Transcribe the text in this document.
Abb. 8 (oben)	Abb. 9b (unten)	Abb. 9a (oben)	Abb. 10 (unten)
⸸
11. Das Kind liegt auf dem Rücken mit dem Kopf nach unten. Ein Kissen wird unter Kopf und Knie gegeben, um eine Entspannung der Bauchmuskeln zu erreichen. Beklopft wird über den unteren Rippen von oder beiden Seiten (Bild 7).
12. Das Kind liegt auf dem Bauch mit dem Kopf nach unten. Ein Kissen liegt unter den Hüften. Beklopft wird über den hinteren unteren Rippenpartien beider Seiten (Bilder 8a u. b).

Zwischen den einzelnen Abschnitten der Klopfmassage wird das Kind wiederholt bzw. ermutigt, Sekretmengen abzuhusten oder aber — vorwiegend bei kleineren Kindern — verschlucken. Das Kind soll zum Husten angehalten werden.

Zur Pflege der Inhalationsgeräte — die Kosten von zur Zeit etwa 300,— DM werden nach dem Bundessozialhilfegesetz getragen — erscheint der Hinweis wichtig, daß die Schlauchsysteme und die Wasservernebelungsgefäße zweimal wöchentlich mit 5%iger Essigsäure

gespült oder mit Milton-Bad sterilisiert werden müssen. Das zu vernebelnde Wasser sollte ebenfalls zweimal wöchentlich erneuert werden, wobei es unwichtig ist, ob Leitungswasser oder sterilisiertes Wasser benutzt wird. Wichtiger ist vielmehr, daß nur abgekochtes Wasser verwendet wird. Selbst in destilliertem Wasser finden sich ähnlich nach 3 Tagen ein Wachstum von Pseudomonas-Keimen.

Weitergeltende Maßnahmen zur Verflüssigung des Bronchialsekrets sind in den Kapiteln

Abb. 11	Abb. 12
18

==================================================

- **What you need to do**
The listing above must be transcribed exactly, line by line.

- **Output**
Transcribe the text in this document.
Abb. 8 (oben)	Abb. 9b (unten)	Abb. 9a (oben)	Abb. 10 (unten)
⸸
11. Das Kind liegt auf dem Rücken mit dem Kopf nach unten. Ein Kissen wird unter Kopf und Knie gegeben, um eine Entspannung der Bauchmuskeln zu erreichen. Beklopft wird über den unteren Rippen von oder beiden Seiten (Bild 7).
12. Das Kind liegt auf dem Bauch mit dem Kopf nach unten. Ein Kissen liegt unter den Hüften. Beklopft wird über den hinteren unteren Rippenpartien beider Seiten (Bilder 8a u. b).

Zwischen den einzelnen Abschnitten der Klopfmassage wird das Kind wiederholt bzw. ermutigt, Sekretmengen abzuhusten oder aber — vorwiegend bei kleineren Kindern — verschlucken. Das Kind soll zum Husten angehalten werden.

Zur Pflege der Inhalationsgeräte — die Kosten von zur Zeit etwa 300,— DM werden nach dem Bundessozialhilfegesetz getragen — erscheint der Hinweis wichtig, daß die Schlauchsysteme und die Wasservernebelungsgefäße zweimal wöchentlich mit 5%iger Essigsäure

gespült oder mit Milton-Bad sterilisiert werden müssen. Das zu vernebelnde Wasser sollte ebenfalls zweimal wöchentlich erneuert werden, wobei es unwichtig ist, ob Leitungswasser oder sterilisiertes Wasser benutzt wird. Wichtiger ist vielmehr, daß nur abgekochtes Wasser verwendet wird. Selbst in destilliertem Wasser finden sich ähnlich nach 3 Tagen ein Wachstum von Pseudomonas-Keimen.

Weitergeltende Maßnahmen zur Verflüssigung des Bronchialsekrets sind in den Kapiteln

Abb. 11	Abb. 12
18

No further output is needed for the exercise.